[A block of data]
========================================
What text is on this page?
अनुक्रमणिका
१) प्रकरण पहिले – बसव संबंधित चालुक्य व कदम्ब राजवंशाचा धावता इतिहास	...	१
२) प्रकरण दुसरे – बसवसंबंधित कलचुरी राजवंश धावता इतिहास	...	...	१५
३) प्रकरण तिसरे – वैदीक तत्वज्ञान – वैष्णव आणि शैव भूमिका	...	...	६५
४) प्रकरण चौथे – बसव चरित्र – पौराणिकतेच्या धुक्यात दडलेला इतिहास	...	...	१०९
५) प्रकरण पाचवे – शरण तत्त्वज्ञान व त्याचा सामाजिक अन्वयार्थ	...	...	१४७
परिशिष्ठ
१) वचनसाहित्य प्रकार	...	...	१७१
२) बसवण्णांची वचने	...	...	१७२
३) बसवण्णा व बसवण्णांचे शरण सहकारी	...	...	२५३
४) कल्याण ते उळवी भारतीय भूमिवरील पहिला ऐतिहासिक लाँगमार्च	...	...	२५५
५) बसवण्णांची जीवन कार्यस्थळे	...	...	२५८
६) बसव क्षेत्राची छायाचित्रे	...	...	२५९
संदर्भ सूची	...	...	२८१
========================================
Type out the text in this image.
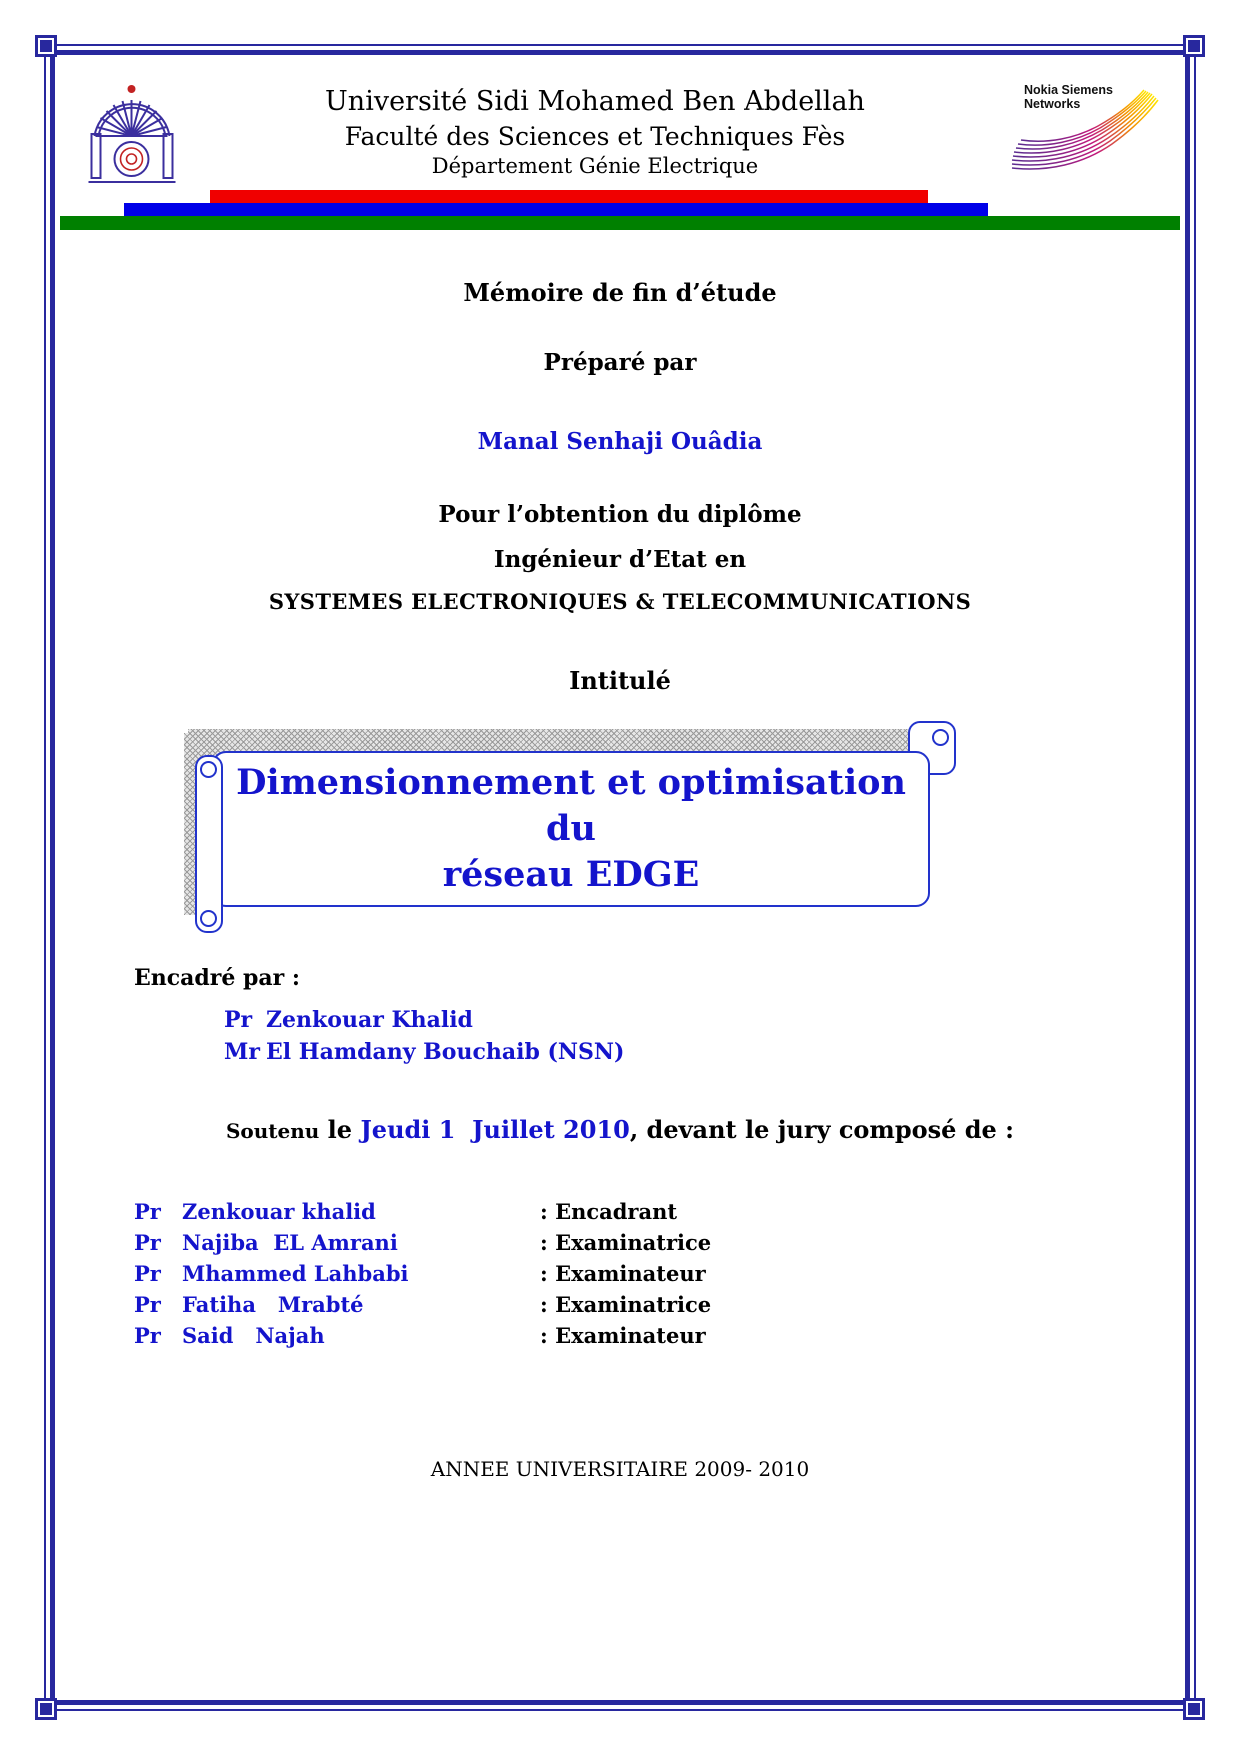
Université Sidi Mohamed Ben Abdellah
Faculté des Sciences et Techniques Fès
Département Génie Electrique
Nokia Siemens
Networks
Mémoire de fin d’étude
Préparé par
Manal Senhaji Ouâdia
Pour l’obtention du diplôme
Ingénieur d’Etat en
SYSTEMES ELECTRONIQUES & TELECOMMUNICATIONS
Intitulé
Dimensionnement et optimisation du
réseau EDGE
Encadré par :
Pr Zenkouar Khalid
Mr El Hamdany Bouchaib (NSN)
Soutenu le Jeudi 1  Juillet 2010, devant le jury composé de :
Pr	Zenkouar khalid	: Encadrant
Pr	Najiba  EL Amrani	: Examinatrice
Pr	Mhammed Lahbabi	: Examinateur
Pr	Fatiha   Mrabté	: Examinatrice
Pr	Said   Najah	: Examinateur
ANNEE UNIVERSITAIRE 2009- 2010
========================================
→ **Exercise description**: Go through the entries above and copy every line containing "Zenkouar".

→ **Worked solution**:
Pr Zenkouar Khalid
Pr	Zenkouar khalid	: Encadrant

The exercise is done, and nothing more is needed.